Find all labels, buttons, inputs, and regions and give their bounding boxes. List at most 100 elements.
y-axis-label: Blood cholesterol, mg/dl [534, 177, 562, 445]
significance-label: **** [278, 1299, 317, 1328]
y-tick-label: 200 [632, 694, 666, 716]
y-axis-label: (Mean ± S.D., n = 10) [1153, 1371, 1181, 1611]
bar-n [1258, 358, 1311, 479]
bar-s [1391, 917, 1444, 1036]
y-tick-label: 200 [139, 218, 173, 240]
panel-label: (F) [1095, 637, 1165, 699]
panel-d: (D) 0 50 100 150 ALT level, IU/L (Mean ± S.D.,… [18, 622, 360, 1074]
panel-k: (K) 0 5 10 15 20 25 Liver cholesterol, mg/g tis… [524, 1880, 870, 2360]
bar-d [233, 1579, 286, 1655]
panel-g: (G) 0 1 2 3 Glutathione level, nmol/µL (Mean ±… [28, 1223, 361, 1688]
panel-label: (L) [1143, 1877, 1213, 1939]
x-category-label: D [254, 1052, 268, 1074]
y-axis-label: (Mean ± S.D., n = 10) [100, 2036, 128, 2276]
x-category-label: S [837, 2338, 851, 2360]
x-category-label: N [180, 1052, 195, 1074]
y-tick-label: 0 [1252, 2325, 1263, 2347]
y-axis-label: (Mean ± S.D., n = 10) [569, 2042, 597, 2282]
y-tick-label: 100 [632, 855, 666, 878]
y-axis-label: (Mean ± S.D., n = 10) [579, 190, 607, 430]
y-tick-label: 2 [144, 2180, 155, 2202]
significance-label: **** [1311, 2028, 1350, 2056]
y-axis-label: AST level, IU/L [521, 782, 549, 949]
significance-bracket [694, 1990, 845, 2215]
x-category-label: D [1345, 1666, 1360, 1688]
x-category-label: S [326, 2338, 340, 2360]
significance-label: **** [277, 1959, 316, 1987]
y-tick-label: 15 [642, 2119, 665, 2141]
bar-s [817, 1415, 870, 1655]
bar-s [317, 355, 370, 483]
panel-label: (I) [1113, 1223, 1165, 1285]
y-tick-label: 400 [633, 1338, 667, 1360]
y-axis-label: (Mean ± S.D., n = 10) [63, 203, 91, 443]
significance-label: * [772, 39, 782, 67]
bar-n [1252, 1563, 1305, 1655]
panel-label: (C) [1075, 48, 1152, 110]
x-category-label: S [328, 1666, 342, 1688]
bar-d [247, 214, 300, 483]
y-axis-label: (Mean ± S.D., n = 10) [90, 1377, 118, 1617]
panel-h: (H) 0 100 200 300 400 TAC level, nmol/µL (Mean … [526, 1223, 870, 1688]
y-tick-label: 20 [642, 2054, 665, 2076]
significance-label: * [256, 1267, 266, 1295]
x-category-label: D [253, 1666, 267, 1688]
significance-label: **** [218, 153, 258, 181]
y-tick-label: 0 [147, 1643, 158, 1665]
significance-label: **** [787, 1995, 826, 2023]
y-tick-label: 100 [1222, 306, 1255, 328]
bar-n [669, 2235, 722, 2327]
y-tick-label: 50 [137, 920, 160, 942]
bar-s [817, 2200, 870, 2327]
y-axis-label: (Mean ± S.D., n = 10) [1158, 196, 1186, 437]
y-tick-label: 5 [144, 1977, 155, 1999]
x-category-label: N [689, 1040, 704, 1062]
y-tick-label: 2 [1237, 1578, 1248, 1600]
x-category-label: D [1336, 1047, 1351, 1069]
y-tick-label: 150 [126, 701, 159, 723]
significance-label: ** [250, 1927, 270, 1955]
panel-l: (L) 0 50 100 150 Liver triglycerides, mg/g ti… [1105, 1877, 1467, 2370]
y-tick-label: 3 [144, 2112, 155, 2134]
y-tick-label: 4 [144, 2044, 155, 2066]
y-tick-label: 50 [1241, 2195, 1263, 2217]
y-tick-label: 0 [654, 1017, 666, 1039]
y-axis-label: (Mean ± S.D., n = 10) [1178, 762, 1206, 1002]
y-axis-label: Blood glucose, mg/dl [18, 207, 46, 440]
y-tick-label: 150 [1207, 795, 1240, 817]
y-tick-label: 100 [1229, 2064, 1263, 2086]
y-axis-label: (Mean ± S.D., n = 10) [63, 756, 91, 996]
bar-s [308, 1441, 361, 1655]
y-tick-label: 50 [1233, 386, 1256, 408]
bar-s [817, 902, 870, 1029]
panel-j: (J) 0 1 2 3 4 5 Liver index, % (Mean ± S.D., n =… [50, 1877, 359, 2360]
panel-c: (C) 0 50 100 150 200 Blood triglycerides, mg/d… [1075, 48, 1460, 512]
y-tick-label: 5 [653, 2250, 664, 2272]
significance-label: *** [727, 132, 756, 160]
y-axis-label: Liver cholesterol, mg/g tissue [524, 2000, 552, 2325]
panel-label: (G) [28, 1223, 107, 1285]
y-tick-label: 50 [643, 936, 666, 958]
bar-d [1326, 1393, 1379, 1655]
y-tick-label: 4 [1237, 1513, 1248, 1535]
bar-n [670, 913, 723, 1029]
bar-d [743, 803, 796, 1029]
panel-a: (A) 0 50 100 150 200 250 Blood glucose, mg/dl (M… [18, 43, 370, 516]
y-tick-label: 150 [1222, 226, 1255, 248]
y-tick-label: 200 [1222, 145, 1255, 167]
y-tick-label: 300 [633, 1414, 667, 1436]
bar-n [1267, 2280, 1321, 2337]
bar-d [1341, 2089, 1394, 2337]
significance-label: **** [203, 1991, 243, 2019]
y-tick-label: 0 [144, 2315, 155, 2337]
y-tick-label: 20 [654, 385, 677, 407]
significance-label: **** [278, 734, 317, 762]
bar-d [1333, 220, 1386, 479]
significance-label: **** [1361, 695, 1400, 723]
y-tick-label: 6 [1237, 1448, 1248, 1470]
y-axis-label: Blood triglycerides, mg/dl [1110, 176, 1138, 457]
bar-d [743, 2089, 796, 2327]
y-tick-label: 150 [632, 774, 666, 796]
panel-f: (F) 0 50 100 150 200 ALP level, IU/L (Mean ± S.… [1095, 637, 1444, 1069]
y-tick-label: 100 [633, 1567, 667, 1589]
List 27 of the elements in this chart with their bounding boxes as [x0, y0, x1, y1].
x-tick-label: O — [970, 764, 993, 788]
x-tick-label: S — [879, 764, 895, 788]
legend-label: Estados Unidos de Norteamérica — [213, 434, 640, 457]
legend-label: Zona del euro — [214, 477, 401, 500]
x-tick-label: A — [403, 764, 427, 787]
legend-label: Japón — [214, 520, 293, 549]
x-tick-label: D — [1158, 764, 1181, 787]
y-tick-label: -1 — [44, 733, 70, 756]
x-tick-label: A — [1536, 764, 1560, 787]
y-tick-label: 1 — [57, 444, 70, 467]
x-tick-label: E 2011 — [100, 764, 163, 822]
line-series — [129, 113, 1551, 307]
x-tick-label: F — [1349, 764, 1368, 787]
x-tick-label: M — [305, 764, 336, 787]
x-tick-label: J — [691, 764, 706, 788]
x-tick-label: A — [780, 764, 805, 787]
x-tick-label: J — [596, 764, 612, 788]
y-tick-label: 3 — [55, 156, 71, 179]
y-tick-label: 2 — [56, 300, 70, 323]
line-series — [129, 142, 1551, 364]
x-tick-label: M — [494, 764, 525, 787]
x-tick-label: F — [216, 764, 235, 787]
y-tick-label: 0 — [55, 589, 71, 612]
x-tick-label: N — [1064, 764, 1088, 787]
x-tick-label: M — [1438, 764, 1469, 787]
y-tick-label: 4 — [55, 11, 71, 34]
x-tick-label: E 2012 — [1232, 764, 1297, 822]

• Problem statement
Give each line of the listing above as one string in a JSON list, with blank lines left out.

• Task result
[
  "Find all labels, buttons, inputs, and regions and give their bounding boxes. List at most 100 elements.",
  "y-axis-label: Blood cholesterol, mg/dl [534, 177, 562, 445]",
  "significance-label: **** [278, 1299, 317, 1328]",
  "y-tick-label: 200 [632, 694, 666, 716]",
  "y-axis-label: (Mean ± S.D., n = 10) [1153, 1371, 1181, 1611]",
  "bar-n [1258, 358, 1311, 479]",
  "bar-s [1391, 917, 1444, 1036]",
  "y-tick-label: 200 [139, 218, 173, 240]",
  "panel-label: (F) [1095, 637, 1165, 699]",
  "panel-d: (D) 0 50 100 150 ALT level, IU/L (Mean ± S.D.,… [18, 622, 360, 1074]",
  "panel-k: (K) 0 5 10 15 20 25 Liver cholesterol, mg/g tis… [524, 1880, 870, 2360]",
  "bar-d [233, 1579, 286, 1655]",
  "panel-g: (G) 0 1 2 3 Glutathione level, nmol/µL (Mean ±… [28, 1223, 361, 1688]",
  "panel-label: (L) [1143, 1877, 1213, 1939]",
  "x-category-label: D [254, 1052, 268, 1074]",
  "y-axis-label: (Mean ± S.D., n = 10) [100, 2036, 128, 2276]",
  "x-category-label: S [837, 2338, 851, 2360]",
  "x-category-label: N [180, 1052, 195, 1074]",
  "y-tick-label: 0 [1252, 2325, 1263, 2347]",
  "y-axis-label: (Mean ± S.D., n = 10) [569, 2042, 597, 2282]",
  "y-tick-label: 100 [632, 855, 666, 878]",
  "y-axis-label: (Mean ± S.D., n = 10) [579, 190, 607, 430]",
  "y-tick-label: 2 [144, 2180, 155, 2202]",
  "significance-label: **** [1311, 2028, 1350, 2056]",
  "y-axis-label: AST level, IU/L [521, 782, 549, 949]",
  "significance-bracket [694, 1990, 845, 2215]",
  "x-category-label: D [1345, 1666, 1360, 1688]",
  "x-category-label: S [326, 2338, 340, 2360]",
  "significance-label: **** [277, 1959, 316, 1987]",
  "y-tick-label: 15 [642, 2119, 665, 2141]",
  "bar-s [817, 1415, 870, 1655]",
  "bar-s [317, 355, 370, 483]",
  "panel-label: (I) [1113, 1223, 1165, 1285]",
  "y-tick-label: 400 [633, 1338, 667, 1360]",
  "y-axis-label: (Mean ± S.D., n = 10) [63, 203, 91, 443]",
  "significance-label: * [772, 39, 782, 67]",
  "bar-n [1252, 1563, 1305, 1655]",
  "panel-label: (C) [1075, 48, 1152, 110]",
  "x-category-label: S [328, 1666, 342, 1688]",
  "bar-d [247, 214, 300, 483]",
  "y-axis-label: (Mean ± S.D., n = 10) [90, 1377, 118, 1617]",
  "panel-h: (H) 0 100 200 300 400 TAC level, nmol/µL (Mean … [526, 1223, 870, 1688]",
  "y-tick-label: 20 [642, 2054, 665, 2076]",
  "significance-label: * [256, 1267, 266, 1295]",
  "x-category-label: D [253, 1666, 267, 1688]",
  "significance-label: **** [218, 153, 258, 181]",
  "y-tick-label: 0 [147, 1643, 158, 1665]",
  "significance-label: **** [787, 1995, 826, 2023]",
  "y-tick-label: 100 [1222, 306, 1255, 328]",
  "bar-n [669, 2235, 722, 2327]",
  "y-tick-label: 50 [137, 920, 160, 942]",
  "bar-s [817, 2200, 870, 2327]",
  "y-axis-label: (Mean ± S.D., n = 10) [1158, 196, 1186, 437]",
  "y-tick-label: 5 [144, 1977, 155, 1999]",
  "x-category-label: N [689, 1040, 704, 1062]",
  "y-tick-label: 2 [1237, 1578, 1248, 1600]",
  "x-category-label: D [1336, 1047, 1351, 1069]",
  "y-tick-label: 150 [126, 701, 159, 723]",
  "significance-label: ** [250, 1927, 270, 1955]",
  "panel-l: (L) 0 50 100 150 Liver triglycerides, mg/g ti… [1105, 1877, 1467, 2370]",
  "y-tick-label: 3 [144, 2112, 155, 2134]",
  "y-tick-label: 4 [144, 2044, 155, 2066]",
  "y-tick-label: 50 [1241, 2195, 1263, 2217]",
  "y-tick-label: 0 [654, 1017, 666, 1039]",
  "y-axis-label: (Mean ± S.D., n = 10) [1178, 762, 1206, 1002]",
  "y-axis-label: Blood glucose, mg/dl [18, 207, 46, 440]",
  "y-tick-label: 150 [1207, 795, 1240, 817]",
  "y-tick-label: 100 [1229, 2064, 1263, 2086]",
  "y-axis-label: (Mean ± S.D., n = 10) [63, 756, 91, 996]",
  "bar-s [308, 1441, 361, 1655]",
  "y-tick-label: 50 [1233, 386, 1256, 408]",
  "bar-s [817, 902, 870, 1029]",
  "panel-j: (J) 0 1 2 3 4 5 Liver index, % (Mean ± S.D., n =… [50, 1877, 359, 2360]",
  "panel-c: (C) 0 50 100 150 200 Blood triglycerides, mg/d… [1075, 48, 1460, 512]",
  "y-tick-label: 5 [653, 2250, 664, 2272]",
  "significance-label: *** [727, 132, 756, 160]",
  "y-axis-label: Liver cholesterol, mg/g tissue [524, 2000, 552, 2325]",
  "panel-label: (G) [28, 1223, 107, 1285]",
  "y-tick-label: 50 [643, 936, 666, 958]",
  "bar-d [1326, 1393, 1379, 1655]",
  "y-tick-label: 4 [1237, 1513, 1248, 1535]",
  "bar-n [670, 913, 723, 1029]",
  "bar-d [743, 803, 796, 1029]",
  "panel-a: (A) 0 50 100 150 200 250 Blood glucose, mg/dl (M… [18, 43, 370, 516]",
  "y-tick-label: 150 [1222, 226, 1255, 248]",
  "y-tick-label: 200 [1222, 145, 1255, 167]",
  "y-tick-label: 300 [633, 1414, 667, 1436]",
  "bar-n [1267, 2280, 1321, 2337]",
  "bar-d [1341, 2089, 1394, 2337]",
  "significance-label: **** [203, 1991, 243, 2019]",
  "y-tick-label: 0 [144, 2315, 155, 2337]",
  "y-tick-label: 20 [654, 385, 677, 407]",
  "significance-label: **** [278, 734, 317, 762]",
  "bar-d [1333, 220, 1386, 479]",
  "significance-label: **** [1361, 695, 1400, 723]",
  "y-tick-label: 6 [1237, 1448, 1248, 1470]",
  "y-axis-label: Blood triglycerides, mg/dl [1110, 176, 1138, 457]",
  "bar-d [743, 2089, 796, 2327]",
  "y-tick-label: 150 [632, 774, 666, 796]",
  "panel-f: (F) 0 50 100 150 200 ALP level, IU/L (Mean ± S.… [1095, 637, 1444, 1069]",
  "y-tick-label: 100 [633, 1567, 667, 1589]",
  "List 27 of the elements in this chart with their bounding boxes as [x0, y0, x1, y1].",
  "x-tick-label: O — [970, 764, 993, 788]",
  "x-tick-label: S — [879, 764, 895, 788]",
  "legend-label: Estados Unidos de Norteamérica — [213, 434, 640, 457]",
  "legend-label: Zona del euro — [214, 477, 401, 500]",
  "x-tick-label: A — [403, 764, 427, 787]",
  "legend-label: Japón — [214, 520, 293, 549]",
  "x-tick-label: D — [1158, 764, 1181, 787]",
  "y-tick-label: -1 — [44, 733, 70, 756]",
  "x-tick-label: A — [1536, 764, 1560, 787]",
  "y-tick-label: 1 — [57, 444, 70, 467]",
  "x-tick-label: E 2011 — [100, 764, 163, 822]",
  "line-series — [129, 113, 1551, 307]",
  "x-tick-label: F — [1349, 764, 1368, 787]",
  "x-tick-label: M — [305, 764, 336, 787]",
  "x-tick-label: J — [691, 764, 706, 788]",
  "x-tick-label: A — [780, 764, 805, 787]",
  "x-tick-label: J — [596, 764, 612, 788]",
  "y-tick-label: 3 — [55, 156, 71, 179]",
  "y-tick-label: 2 — [56, 300, 70, 323]",
  "line-series — [129, 142, 1551, 364]",
  "x-tick-label: M — [494, 764, 525, 787]",
  "x-tick-label: F — [216, 764, 235, 787]",
  "y-tick-label: 0 — [55, 589, 71, 612]",
  "x-tick-label: N — [1064, 764, 1088, 787]",
  "x-tick-label: M — [1438, 764, 1469, 787]",
  "y-tick-label: 4 — [55, 11, 71, 34]",
  "x-tick-label: E 2012 — [1232, 764, 1297, 822]"
]